Given records
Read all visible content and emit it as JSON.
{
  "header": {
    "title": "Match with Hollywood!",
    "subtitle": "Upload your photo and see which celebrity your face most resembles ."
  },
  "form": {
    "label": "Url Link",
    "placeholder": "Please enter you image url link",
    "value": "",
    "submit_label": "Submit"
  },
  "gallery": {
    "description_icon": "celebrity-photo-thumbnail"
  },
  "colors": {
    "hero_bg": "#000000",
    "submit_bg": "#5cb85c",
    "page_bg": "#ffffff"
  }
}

==

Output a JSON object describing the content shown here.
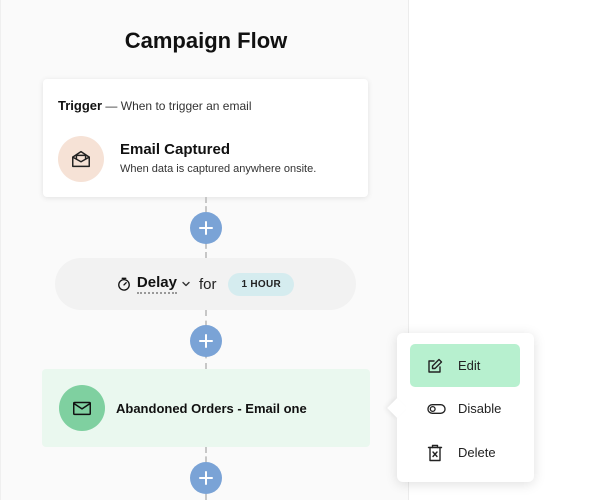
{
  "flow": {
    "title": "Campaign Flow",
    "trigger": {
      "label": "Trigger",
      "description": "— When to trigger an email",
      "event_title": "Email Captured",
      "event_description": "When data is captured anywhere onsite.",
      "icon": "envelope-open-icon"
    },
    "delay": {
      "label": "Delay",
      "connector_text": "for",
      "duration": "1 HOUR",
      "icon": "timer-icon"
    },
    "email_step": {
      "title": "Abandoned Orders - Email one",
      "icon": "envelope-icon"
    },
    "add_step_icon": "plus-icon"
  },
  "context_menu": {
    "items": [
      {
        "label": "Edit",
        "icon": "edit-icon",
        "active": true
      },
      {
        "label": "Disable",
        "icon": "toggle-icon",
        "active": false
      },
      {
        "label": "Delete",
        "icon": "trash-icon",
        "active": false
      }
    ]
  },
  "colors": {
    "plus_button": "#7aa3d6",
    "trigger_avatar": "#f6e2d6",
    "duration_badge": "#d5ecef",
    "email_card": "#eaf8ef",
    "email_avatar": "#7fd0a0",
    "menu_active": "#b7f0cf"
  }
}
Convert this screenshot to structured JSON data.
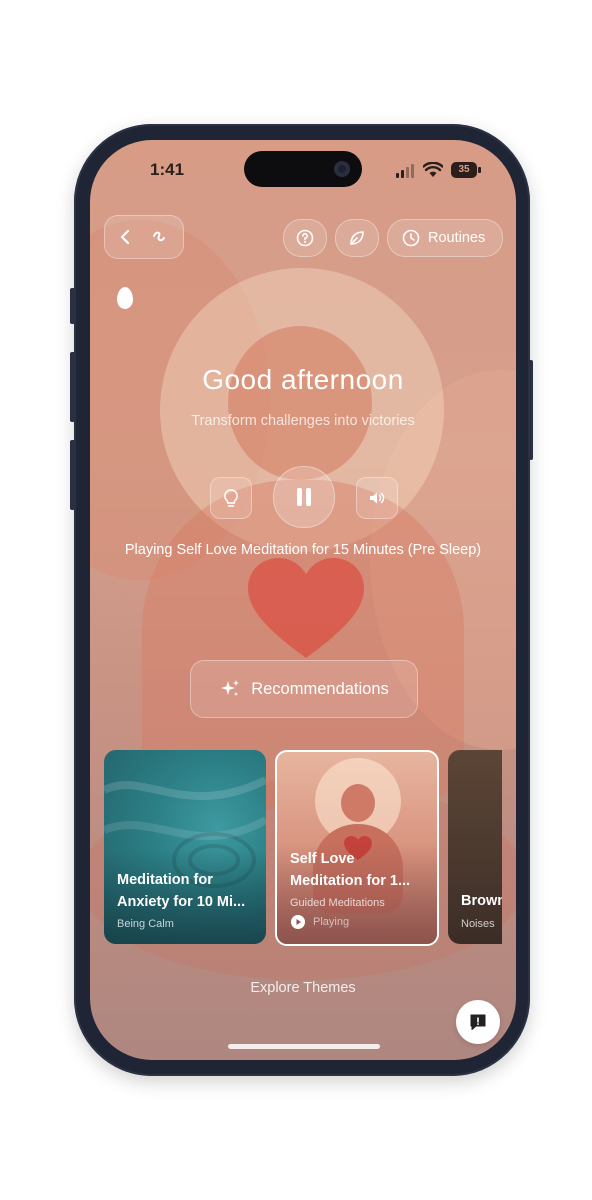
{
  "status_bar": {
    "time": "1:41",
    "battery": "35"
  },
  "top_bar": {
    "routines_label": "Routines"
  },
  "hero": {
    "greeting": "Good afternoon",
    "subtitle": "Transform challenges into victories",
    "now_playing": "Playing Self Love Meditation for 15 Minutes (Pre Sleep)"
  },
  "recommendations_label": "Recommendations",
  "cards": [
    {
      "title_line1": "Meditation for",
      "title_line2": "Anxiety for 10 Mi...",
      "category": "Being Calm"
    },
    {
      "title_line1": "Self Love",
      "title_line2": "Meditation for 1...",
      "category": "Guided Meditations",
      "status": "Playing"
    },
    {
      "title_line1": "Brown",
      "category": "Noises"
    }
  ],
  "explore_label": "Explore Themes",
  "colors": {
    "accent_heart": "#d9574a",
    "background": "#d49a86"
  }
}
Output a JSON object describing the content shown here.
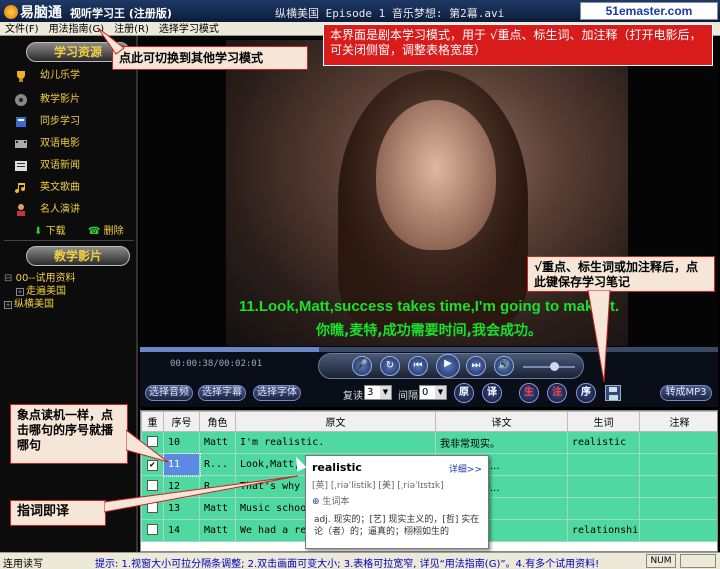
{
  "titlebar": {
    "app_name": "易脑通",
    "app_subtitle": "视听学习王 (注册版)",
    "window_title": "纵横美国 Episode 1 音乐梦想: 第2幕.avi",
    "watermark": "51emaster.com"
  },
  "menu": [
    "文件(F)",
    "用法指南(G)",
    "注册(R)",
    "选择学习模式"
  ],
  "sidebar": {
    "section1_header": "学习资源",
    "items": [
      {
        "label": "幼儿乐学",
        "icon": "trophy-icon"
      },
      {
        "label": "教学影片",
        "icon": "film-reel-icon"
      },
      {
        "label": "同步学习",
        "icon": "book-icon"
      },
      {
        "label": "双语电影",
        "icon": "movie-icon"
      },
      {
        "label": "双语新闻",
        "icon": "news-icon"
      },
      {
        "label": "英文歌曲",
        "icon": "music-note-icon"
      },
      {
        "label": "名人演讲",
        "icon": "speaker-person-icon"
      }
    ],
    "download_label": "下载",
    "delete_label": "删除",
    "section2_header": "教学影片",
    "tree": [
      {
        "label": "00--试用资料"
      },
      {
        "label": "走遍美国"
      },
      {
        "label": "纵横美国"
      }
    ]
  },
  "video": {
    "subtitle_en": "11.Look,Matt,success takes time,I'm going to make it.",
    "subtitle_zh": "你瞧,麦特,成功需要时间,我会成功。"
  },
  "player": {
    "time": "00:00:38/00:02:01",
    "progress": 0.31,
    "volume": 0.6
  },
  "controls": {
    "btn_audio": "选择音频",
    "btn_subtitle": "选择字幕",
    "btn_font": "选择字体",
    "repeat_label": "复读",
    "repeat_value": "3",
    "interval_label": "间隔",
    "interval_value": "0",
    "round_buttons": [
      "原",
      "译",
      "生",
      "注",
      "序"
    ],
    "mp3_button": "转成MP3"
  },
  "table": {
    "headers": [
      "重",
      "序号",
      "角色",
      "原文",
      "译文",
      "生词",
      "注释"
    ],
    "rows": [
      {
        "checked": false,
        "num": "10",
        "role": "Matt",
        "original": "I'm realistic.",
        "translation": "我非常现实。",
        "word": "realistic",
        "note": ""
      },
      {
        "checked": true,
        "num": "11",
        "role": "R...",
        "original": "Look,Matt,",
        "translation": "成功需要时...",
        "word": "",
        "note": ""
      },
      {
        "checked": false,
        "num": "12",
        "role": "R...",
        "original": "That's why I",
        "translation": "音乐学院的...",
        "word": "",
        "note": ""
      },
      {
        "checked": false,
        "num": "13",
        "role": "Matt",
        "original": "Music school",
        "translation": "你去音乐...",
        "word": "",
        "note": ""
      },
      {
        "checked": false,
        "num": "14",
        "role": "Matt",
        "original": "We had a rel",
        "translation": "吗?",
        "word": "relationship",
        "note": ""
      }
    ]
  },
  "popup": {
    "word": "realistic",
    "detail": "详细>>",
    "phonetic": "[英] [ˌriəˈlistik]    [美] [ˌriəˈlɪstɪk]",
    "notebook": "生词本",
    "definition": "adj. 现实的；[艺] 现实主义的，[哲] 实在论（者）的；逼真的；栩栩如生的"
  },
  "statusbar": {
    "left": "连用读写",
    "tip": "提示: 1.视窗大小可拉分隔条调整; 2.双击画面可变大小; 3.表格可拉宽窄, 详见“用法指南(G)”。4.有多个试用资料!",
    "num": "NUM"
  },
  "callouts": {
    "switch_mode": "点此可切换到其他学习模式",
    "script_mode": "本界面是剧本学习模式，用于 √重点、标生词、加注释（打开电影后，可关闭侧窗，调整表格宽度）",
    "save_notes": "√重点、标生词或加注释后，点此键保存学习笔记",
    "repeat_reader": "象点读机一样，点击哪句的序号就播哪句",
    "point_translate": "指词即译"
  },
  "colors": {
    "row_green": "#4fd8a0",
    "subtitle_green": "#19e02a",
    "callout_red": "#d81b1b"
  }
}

* * *

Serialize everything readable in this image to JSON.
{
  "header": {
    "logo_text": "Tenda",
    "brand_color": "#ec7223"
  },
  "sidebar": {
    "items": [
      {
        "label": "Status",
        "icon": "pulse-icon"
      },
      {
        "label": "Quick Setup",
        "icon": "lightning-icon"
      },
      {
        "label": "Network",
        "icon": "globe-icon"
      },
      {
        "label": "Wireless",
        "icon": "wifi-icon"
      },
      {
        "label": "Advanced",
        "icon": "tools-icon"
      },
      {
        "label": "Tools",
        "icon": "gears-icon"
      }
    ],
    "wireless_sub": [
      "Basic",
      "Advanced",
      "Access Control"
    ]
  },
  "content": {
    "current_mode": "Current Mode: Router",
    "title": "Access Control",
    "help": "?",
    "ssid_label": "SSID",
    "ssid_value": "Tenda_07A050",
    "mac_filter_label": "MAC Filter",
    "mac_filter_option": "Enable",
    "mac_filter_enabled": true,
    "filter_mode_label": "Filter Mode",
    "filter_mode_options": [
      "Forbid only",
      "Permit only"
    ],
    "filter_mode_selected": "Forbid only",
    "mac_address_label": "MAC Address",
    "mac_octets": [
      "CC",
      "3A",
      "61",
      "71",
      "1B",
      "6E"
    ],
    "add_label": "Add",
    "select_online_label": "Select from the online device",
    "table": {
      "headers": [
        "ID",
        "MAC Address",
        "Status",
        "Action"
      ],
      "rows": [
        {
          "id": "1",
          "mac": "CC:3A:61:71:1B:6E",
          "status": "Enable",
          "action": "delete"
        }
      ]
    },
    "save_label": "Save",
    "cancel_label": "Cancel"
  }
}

Directive
From the listing above, copy all lines holding the word "celebrity".

Exercise solution
    "subtitle": "Upload your photo and see which celebrity your face most resembles ."
    "description_icon": "celebrity-photo-thumbnail"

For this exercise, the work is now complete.